**Aufgaben**
(a) Beantworten Sie anhand der Quelle die folgenden Fragen:
(i) Welche Einrichtung bietet laut Quelle Förderprogramme zur Eingliederung junger Menschen in die betriebliche Berufsbildung an?
(ii) Welchen Titel trägt der Bericht der IAO aus dem Jahr 2010?
(iii) Wie hoch waren die Wachstumseinbrüche in der Bundesrepublik laut Quelle?
(b) Schreiben Sie bitte den Abschnitt der Quelle von „Als Folge sind“ bis einschließlich „Berufsbildung geboten würde.“ wortgetreu ab.

Als Folge sind immer noch viele Jugendliche in den sogenannten Warteschleifen seien es schulische „Umwege“ sowie massive Förderprogramme der Bundesagentur für Arbeit zur Vorbereitung und Förderung der Eingliederung junger Menschen -vielfach mit Beschäftigungsnachteilen und Behinderungen- in die betriebliche Berufsbildung – bis zum Nachholen des Hauptschulabschlusses. Schwer nachvollziehbar ist daher, wenn jetzt infolge des demographisch bedingten Rückgangs von Bewerbern um Ausbildungsplätze der Ausbildungsnotstand beklagt wird. Er wäre leicht zu beheben, wenn den zahlreichen jungen Menschen in den sog. Warteschleifen die Chance auf eine zukunftsträchtige Berufsbildung geboten würde.

Erfolgsfaktor Nr.3: Funktionsfähige Soziale Sicherung und Tarifpolitik

Wie die Internationale Arbeitsorganisation (IAO) in ihren jährlichen Berichten über die „Welt der Arbeit“ in den Krisenjahren nach der Lehman Pleite 2009 („The Global Job Crisis and Beyond“) und 2010 („From one Crisis to the Next“) bestätigt, ist es der Bundesrepublik gelungen, bei vergleichsweise hohen Wachstumseinbrüchen von 5 Prozent den Anstieg der Arbeitslosigkeit in Grenzen zu halten. Beigetragen hat dazu die Konjunkturpolitik mit ihrer starken Ausrichtung auf beschäftigungssichernde Maßnahmen – insbesondere die sogenannte „Abwrackprämie“- gleistet.

Daten zu Regionsgrenzen
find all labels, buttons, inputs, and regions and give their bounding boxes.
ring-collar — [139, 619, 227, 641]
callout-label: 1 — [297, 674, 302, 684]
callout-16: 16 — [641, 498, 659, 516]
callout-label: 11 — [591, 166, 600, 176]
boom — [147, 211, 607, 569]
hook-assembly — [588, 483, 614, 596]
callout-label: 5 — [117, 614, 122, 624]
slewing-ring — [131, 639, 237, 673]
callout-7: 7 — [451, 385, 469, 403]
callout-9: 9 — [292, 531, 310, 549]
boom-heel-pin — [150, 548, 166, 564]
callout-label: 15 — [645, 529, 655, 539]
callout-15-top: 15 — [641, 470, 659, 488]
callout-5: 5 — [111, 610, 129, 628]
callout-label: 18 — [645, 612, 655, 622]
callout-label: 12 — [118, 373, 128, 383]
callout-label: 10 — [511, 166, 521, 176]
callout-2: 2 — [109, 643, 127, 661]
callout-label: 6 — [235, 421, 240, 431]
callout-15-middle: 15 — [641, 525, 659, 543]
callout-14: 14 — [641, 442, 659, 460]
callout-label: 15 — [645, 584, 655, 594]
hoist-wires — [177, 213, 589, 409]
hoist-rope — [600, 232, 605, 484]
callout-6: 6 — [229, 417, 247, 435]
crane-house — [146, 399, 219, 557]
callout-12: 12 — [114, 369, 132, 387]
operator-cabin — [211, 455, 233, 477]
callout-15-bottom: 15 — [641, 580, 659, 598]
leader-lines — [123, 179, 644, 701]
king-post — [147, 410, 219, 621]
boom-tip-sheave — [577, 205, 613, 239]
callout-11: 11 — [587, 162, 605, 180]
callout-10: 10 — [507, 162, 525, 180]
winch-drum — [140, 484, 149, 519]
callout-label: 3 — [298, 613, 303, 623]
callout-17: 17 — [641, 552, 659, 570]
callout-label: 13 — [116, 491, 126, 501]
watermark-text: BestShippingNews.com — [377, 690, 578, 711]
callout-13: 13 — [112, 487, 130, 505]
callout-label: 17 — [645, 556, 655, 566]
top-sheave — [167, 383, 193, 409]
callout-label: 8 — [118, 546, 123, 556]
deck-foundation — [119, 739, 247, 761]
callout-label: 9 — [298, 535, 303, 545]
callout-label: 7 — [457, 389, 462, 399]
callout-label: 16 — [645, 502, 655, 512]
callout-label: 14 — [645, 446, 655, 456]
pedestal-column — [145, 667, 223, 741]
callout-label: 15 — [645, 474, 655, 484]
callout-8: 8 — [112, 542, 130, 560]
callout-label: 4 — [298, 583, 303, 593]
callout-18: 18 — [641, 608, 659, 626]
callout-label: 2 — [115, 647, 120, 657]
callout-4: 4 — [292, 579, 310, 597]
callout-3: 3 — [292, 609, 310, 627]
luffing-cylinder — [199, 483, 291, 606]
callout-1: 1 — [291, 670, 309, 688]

**Lösungen**
(a)
(i) Die Bundesagentur für Arbeit
(ii) „From one Crisis to the Next“
(iii) 5 Prozent

(b)
Als Folge sind immer noch viele Jugendliche in den sogenannten Warteschleifen seien es schulische „Umwege“ sowie massive Förderprogramme der Bundesagentur für Arbeit zur Vorbereitung und Förderung der Eingliederung junger Menschen -vielfach mit Beschäftigungsnachteilen und Behinderungen- in die betriebliche Berufsbildung – bis zum Nachholen des Hauptschulabschlusses. Schwer nachvollziehbar ist daher, wenn jetzt infolge des demographisch bedingten Rückgangs von Bewerbern um Ausbildungsplätze der Ausbildungsnotstand beklagt wird. Er wäre leicht zu beheben, wenn den zahlreichen jungen Menschen in den sog. Warteschleifen die Chance auf eine zukunftsträchtige Berufsbildung geboten würde.